Repeat every record below exactly as it appears.
***** RECORDS TO PROCESS *****
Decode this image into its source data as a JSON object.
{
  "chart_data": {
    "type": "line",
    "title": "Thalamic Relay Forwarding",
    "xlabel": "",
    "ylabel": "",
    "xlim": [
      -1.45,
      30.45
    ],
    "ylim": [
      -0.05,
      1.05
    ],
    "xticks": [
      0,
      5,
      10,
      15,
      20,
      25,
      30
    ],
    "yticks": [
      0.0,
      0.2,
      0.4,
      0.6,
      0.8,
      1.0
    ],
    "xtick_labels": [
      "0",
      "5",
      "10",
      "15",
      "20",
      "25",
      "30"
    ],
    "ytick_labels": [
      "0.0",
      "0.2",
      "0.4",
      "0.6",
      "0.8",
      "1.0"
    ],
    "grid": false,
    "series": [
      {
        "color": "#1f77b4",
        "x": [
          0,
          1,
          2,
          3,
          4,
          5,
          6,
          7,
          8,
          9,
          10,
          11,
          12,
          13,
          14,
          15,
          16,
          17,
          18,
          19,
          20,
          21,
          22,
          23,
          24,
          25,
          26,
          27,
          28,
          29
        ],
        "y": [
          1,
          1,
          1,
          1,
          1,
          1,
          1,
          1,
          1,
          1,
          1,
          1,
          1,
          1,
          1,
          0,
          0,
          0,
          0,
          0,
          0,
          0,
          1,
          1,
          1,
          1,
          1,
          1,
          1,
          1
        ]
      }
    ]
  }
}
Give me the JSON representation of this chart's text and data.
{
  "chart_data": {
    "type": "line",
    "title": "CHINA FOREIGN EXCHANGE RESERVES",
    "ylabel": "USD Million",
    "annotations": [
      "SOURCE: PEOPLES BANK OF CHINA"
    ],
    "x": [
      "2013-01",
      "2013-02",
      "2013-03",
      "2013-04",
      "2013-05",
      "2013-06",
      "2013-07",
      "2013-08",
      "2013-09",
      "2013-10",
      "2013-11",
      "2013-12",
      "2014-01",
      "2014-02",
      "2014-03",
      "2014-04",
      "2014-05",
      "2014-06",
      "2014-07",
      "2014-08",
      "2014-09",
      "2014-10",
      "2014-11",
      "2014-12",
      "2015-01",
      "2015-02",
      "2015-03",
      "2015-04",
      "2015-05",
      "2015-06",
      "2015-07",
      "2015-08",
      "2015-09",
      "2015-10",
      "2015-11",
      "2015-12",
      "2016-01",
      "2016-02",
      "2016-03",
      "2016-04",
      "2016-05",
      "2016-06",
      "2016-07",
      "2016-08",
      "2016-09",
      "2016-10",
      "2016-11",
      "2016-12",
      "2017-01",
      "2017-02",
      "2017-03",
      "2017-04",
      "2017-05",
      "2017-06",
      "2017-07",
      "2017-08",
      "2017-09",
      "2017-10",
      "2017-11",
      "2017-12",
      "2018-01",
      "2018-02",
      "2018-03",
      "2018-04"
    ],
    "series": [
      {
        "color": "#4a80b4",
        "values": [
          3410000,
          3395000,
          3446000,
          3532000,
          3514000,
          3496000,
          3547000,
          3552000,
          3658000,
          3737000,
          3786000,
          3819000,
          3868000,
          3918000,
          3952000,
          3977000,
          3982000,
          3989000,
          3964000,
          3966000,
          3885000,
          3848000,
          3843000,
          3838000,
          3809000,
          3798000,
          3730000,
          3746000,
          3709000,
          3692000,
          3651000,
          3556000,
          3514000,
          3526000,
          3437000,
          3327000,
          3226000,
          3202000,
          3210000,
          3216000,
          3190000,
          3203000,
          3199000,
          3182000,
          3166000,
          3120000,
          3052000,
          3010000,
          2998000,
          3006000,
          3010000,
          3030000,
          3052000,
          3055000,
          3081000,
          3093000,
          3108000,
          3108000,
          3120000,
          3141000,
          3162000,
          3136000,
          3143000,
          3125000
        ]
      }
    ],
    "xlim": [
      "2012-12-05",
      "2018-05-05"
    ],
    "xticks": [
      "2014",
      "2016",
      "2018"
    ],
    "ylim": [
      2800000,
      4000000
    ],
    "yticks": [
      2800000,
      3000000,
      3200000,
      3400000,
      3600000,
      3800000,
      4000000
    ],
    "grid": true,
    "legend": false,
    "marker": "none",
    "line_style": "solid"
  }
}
*****
• **RESPONSE TO THIS EXERCISE**:
Decode this image into its source data as a JSON object.
{
  "chart_data": {
    "type": "line",
    "title": "Thalamic Relay Forwarding",
    "xlabel": "",
    "ylabel": "",
    "xlim": [
      -1.45,
      30.45
    ],
    "ylim": [
      -0.05,
      1.05
    ],
    "xticks": [
      0,
      5,
      10,
      15,
      20,
      25,
      30
    ],
    "yticks": [
      0.0,
      0.2,
      0.4,
      0.6,
      0.8,
      1.0
    ],
    "xtick_labels": [
      "0",
      "5",
      "10",
      "15",
      "20",
      "25",
      "30"
    ],
    "ytick_labels": [
      "0.0",
      "0.2",
      "0.4",
      "0.6",
      "0.8",
      "1.0"
    ],
    "grid": false,
    "series": [
      {
        "color": "#1f77b4",
        "x": [
          0,
          1,
          2,
          3,
          4,
          5,
          6,
          7,
          8,
          9,
          10,
          11,
          12,
          13,
          14,
          15,
          16,
          17,
          18,
          19,
          20,
          21,
          22,
          23,
          24,
          25,
          26,
          27,
          28,
          29
        ],
        "y": [
          1,
          1,
          1,
          1,
          1,
          1,
          1,
          1,
          1,
          1,
          1,
          1,
          1,
          1,
          1,
          0,
          0,
          0,
          0,
          0,
          0,
          0,
          1,
          1,
          1,
          1,
          1,
          1,
          1,
          1
        ]
      }
    ]
  }
}
Give me the JSON representation of this chart's text and data.
{
  "chart_data": {
    "type": "line",
    "title": "CHINA FOREIGN EXCHANGE RESERVES",
    "ylabel": "USD Million",
    "annotations": [
      "SOURCE: PEOPLES BANK OF CHINA"
    ],
    "x": [
      "2013-01",
      "2013-02",
      "2013-03",
      "2013-04",
      "2013-05",
      "2013-06",
      "2013-07",
      "2013-08",
      "2013-09",
      "2013-10",
      "2013-11",
      "2013-12",
      "2014-01",
      "2014-02",
      "2014-03",
      "2014-04",
      "2014-05",
      "2014-06",
      "2014-07",
      "2014-08",
      "2014-09",
      "2014-10",
      "2014-11",
      "2014-12",
      "2015-01",
      "2015-02",
      "2015-03",
      "2015-04",
      "2015-05",
      "2015-06",
      "2015-07",
      "2015-08",
      "2015-09",
      "2015-10",
      "2015-11",
      "2015-12",
      "2016-01",
      "2016-02",
      "2016-03",
      "2016-04",
      "2016-05",
      "2016-06",
      "2016-07",
      "2016-08",
      "2016-09",
      "2016-10",
      "2016-11",
      "2016-12",
      "2017-01",
      "2017-02",
      "2017-03",
      "2017-04",
      "2017-05",
      "2017-06",
      "2017-07",
      "2017-08",
      "2017-09",
      "2017-10",
      "2017-11",
      "2017-12",
      "2018-01",
      "2018-02",
      "2018-03",
      "2018-04"
    ],
    "series": [
      {
        "color": "#4a80b4",
        "values": [
          3410000,
          3395000,
          3446000,
          3532000,
          3514000,
          3496000,
          3547000,
          3552000,
          3658000,
          3737000,
          3786000,
          3819000,
          3868000,
          3918000,
          3952000,
          3977000,
          3982000,
          3989000,
          3964000,
          3966000,
          3885000,
          3848000,
          3843000,
          3838000,
          3809000,
          3798000,
          3730000,
          3746000,
          3709000,
          3692000,
          3651000,
          3556000,
          3514000,
          3526000,
          3437000,
          3327000,
          3226000,
          3202000,
          3210000,
          3216000,
          3190000,
          3203000,
          3199000,
          3182000,
          3166000,
          3120000,
          3052000,
          3010000,
          2998000,
          3006000,
          3010000,
          3030000,
          3052000,
          3055000,
          3081000,
          3093000,
          3108000,
          3108000,
          3120000,
          3141000,
          3162000,
          3136000,
          3143000,
          3125000
        ]
      }
    ],
    "xlim": [
      "2012-12-05",
      "2018-05-05"
    ],
    "xticks": [
      "2014",
      "2016",
      "2018"
    ],
    "ylim": [
      2800000,
      4000000
    ],
    "yticks": [
      2800000,
      3000000,
      3200000,
      3400000,
      3600000,
      3800000,
      4000000
    ],
    "grid": true,
    "legend": false,
    "marker": "none",
    "line_style": "solid"
  }
}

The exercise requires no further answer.